▶ [Work to complete]:
Copy all the entries word for word, but omit the pictures.

▶ [Record excerpts]:
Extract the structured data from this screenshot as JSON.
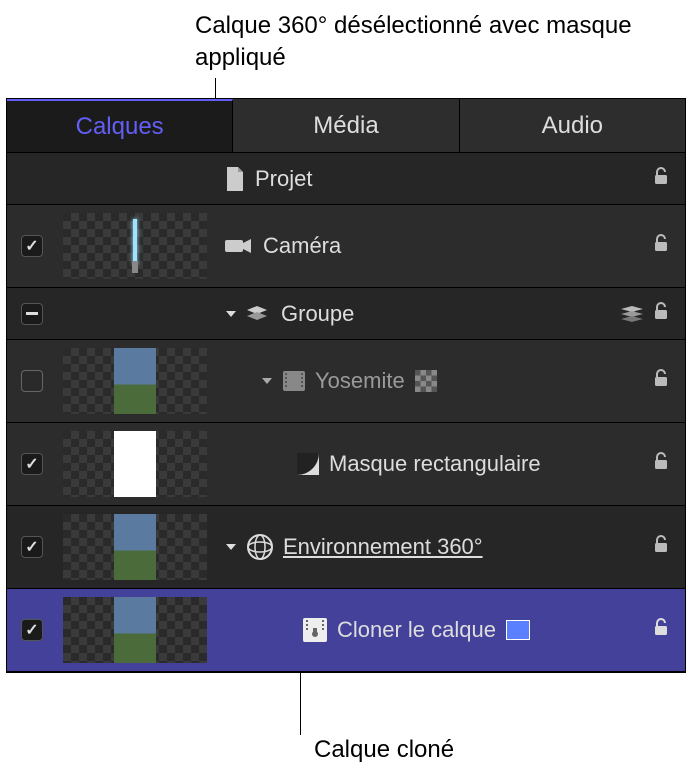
{
  "annotations": {
    "top": "Calque 360° désélectionné avec masque appliqué",
    "bottom": "Calque cloné"
  },
  "tabs": {
    "layers": "Calques",
    "media": "Média",
    "audio": "Audio"
  },
  "rows": {
    "project": "Projet",
    "camera": "Caméra",
    "group": "Groupe",
    "yosemite": "Yosemite",
    "rectmask": "Masque rectangulaire",
    "env360": "Environnement 360°",
    "clone": "Cloner le calque"
  }
}
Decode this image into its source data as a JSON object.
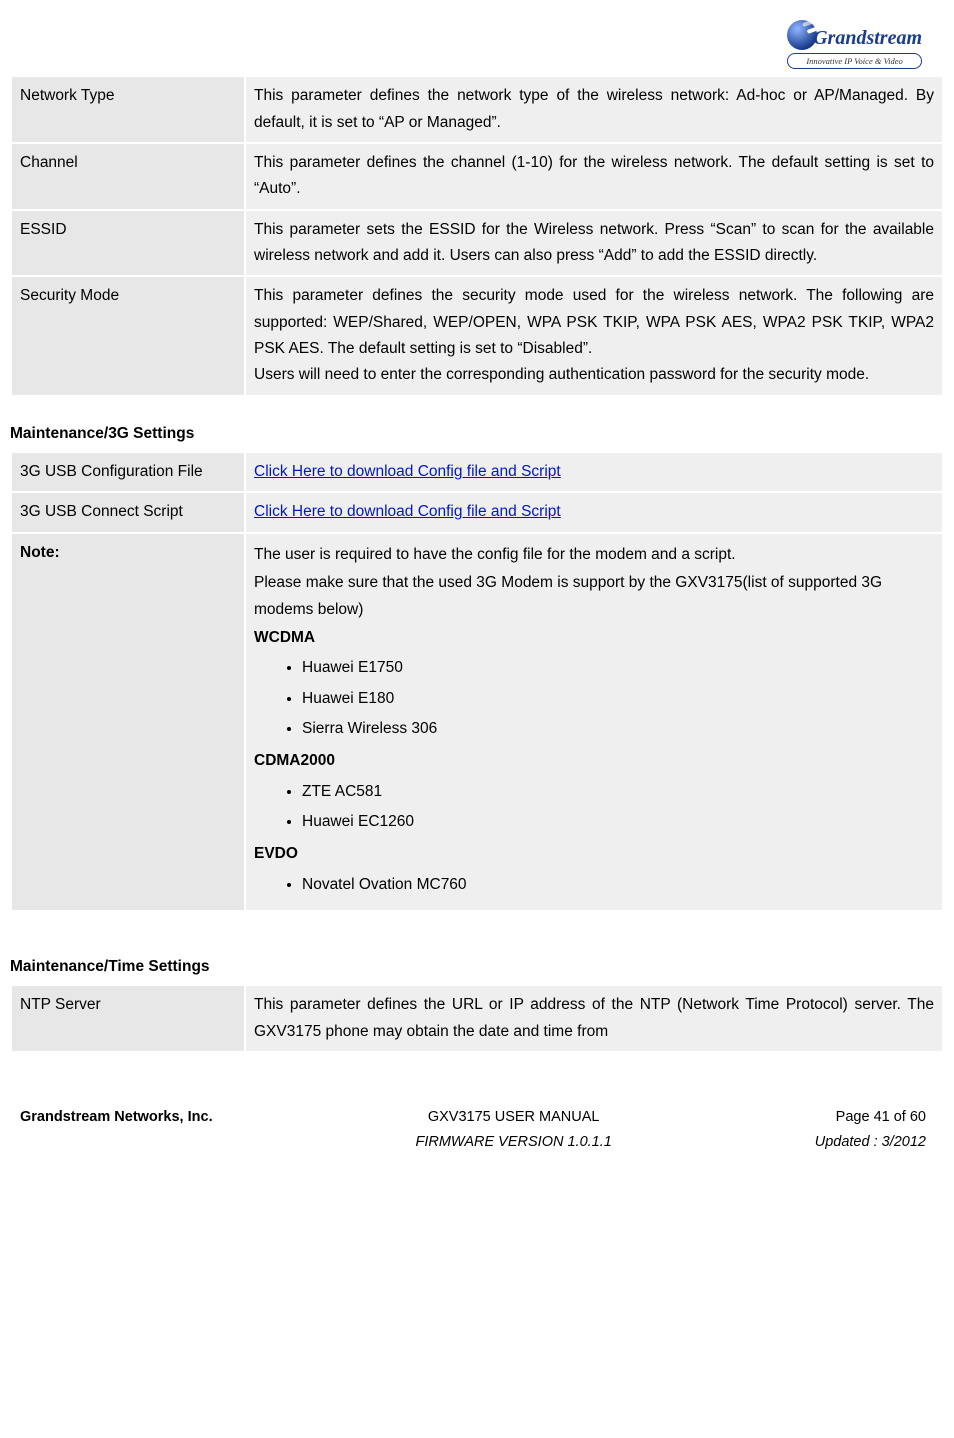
{
  "brand": {
    "name": "Grandstream",
    "tagline": "Innovative IP Voice & Video"
  },
  "tables": {
    "wifi": [
      {
        "label": "Network Type",
        "desc": "This parameter defines the network type of the wireless network: Ad-hoc or AP/Managed. By default, it is set to “AP or Managed”."
      },
      {
        "label": "Channel",
        "desc": "This parameter defines the channel (1-10) for the wireless network. The default setting is set to “Auto”."
      },
      {
        "label": "ESSID",
        "desc": "This parameter sets the ESSID for the Wireless network. Press “Scan” to scan for the available wireless network and add it. Users can also press “Add” to add the ESSID directly."
      },
      {
        "label": "Security Mode",
        "desc": "This parameter defines the security mode used for the wireless network. The following are supported: WEP/Shared, WEP/OPEN, WPA PSK TKIP, WPA PSK AES, WPA2 PSK TKIP, WPA2 PSK AES. The default setting is set to “Disabled”.\nUsers will need to enter the corresponding authentication password for the security mode."
      }
    ],
    "g3_title": "Maintenance/3G Settings",
    "g3": {
      "row1_label": "3G USB Configuration File",
      "row2_label": "3G USB Connect Script",
      "link_text": "Click Here to download Config file and Script",
      "note_label": "Note:",
      "note_p1": "The user is required to have the config file for the modem and a script.",
      "note_p2": "Please make sure that the used 3G Modem is support by the GXV3175(list of supported 3G modems below)",
      "wcdma_h": "WCDMA",
      "wcdma": [
        "Huawei E1750",
        "Huawei E180",
        "Sierra Wireless 306"
      ],
      "cdma_h": "CDMA2000",
      "cdma": [
        "ZTE AC581",
        "Huawei EC1260"
      ],
      "evdo_h": "EVDO",
      "evdo": [
        "Novatel Ovation MC760"
      ]
    },
    "time_title": "Maintenance/Time Settings",
    "time": {
      "label": "NTP Server",
      "desc": "This parameter defines the URL or IP address of the NTP (Network Time Protocol) server. The GXV3175 phone may obtain the date and time from"
    }
  },
  "footer": {
    "company": "Grandstream Networks, Inc.",
    "manual": "GXV3175 USER MANUAL",
    "firmware": "FIRMWARE VERSION 1.0.1.1",
    "page": "Page 41 of 60",
    "updated": "Updated : 3/2012"
  }
}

▶ [Solution to the exercise]:
Extract the structured data from this screenshot as JSON.
{
  "annotations": {
    "top": "Calque 360° désélectionné avec masque appliqué",
    "bottom": "Calque cloné"
  },
  "tabs": {
    "layers": "Calques",
    "media": "Média",
    "audio": "Audio"
  },
  "rows": {
    "project": "Projet",
    "camera": "Caméra",
    "group": "Groupe",
    "yosemite": "Yosemite",
    "rectmask": "Masque rectangulaire",
    "env360": "Environnement 360°",
    "clone": "Cloner le calque"
  }
}
Decode this image into its source data as a JSON object.
{
  "brand": {
    "name": "Grandstream",
    "tagline": "Innovative IP Voice & Video"
  },
  "tables": {
    "wifi": [
      {
        "label": "Network Type",
        "desc": "This parameter defines the network type of the wireless network: Ad-hoc or AP/Managed. By default, it is set to “AP or Managed”."
      },
      {
        "label": "Channel",
        "desc": "This parameter defines the channel (1-10) for the wireless network. The default setting is set to “Auto”."
      },
      {
        "label": "ESSID",
        "desc": "This parameter sets the ESSID for the Wireless network. Press “Scan” to scan for the available wireless network and add it. Users can also press “Add” to add the ESSID directly."
      },
      {
        "label": "Security Mode",
        "desc": "This parameter defines the security mode used for the wireless network. The following are supported: WEP/Shared, WEP/OPEN, WPA PSK TKIP, WPA PSK AES, WPA2 PSK TKIP, WPA2 PSK AES. The default setting is set to “Disabled”.\nUsers will need to enter the corresponding authentication password for the security mode."
      }
    ],
    "g3_title": "Maintenance/3G Settings",
    "g3": {
      "row1_label": "3G USB Configuration File",
      "row2_label": "3G USB Connect Script",
      "link_text": "Click Here to download Config file and Script",
      "note_label": "Note:",
      "note_p1": "The user is required to have the config file for the modem and a script.",
      "note_p2": "Please make sure that the used 3G Modem is support by the GXV3175(list of supported 3G modems below)",
      "wcdma_h": "WCDMA",
      "wcdma": [
        "Huawei E1750",
        "Huawei E180",
        "Sierra Wireless 306"
      ],
      "cdma_h": "CDMA2000",
      "cdma": [
        "ZTE AC581",
        "Huawei EC1260"
      ],
      "evdo_h": "EVDO",
      "evdo": [
        "Novatel Ovation MC760"
      ]
    },
    "time_title": "Maintenance/Time Settings",
    "time": {
      "label": "NTP Server",
      "desc": "This parameter defines the URL or IP address of the NTP (Network Time Protocol) server. The GXV3175 phone may obtain the date and time from"
    }
  },
  "footer": {
    "company": "Grandstream Networks, Inc.",
    "manual": "GXV3175 USER MANUAL",
    "firmware": "FIRMWARE VERSION 1.0.1.1",
    "page": "Page 41 of 60",
    "updated": "Updated : 3/2012"
  }
}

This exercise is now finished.